+++ Stored rows +++

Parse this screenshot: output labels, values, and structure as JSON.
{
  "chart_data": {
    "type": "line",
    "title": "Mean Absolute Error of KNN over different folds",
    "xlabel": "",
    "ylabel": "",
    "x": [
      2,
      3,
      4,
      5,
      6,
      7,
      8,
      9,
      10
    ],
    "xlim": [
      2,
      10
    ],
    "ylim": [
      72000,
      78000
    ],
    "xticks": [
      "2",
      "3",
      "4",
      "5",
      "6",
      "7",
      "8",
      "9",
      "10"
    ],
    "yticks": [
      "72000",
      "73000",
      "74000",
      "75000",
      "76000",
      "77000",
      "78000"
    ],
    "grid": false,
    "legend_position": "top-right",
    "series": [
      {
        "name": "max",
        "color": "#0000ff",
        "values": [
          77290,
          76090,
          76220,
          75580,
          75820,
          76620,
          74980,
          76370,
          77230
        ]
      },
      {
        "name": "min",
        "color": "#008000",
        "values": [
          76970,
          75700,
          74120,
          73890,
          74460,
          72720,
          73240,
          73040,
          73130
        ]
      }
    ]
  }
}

+++
+++ Stored rows +++

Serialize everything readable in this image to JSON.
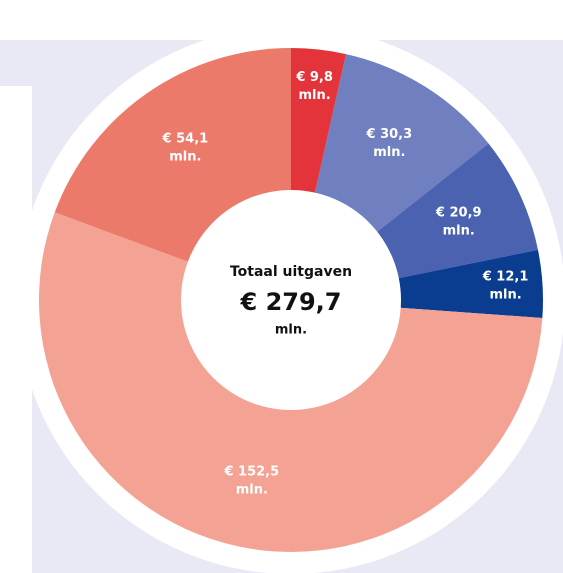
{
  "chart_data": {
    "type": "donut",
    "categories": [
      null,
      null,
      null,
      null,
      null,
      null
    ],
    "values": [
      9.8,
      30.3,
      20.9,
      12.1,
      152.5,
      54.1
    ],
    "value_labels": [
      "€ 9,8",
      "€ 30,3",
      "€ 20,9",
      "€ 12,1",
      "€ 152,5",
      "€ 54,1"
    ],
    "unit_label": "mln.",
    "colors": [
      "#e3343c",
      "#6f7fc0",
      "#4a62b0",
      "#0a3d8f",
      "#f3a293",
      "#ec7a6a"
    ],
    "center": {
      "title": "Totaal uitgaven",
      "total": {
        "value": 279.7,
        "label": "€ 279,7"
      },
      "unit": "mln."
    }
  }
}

+++

* [Written exercise]:
The required output is the number of lines containing the word "title", and nothing besides.

* [Output of the task]:
2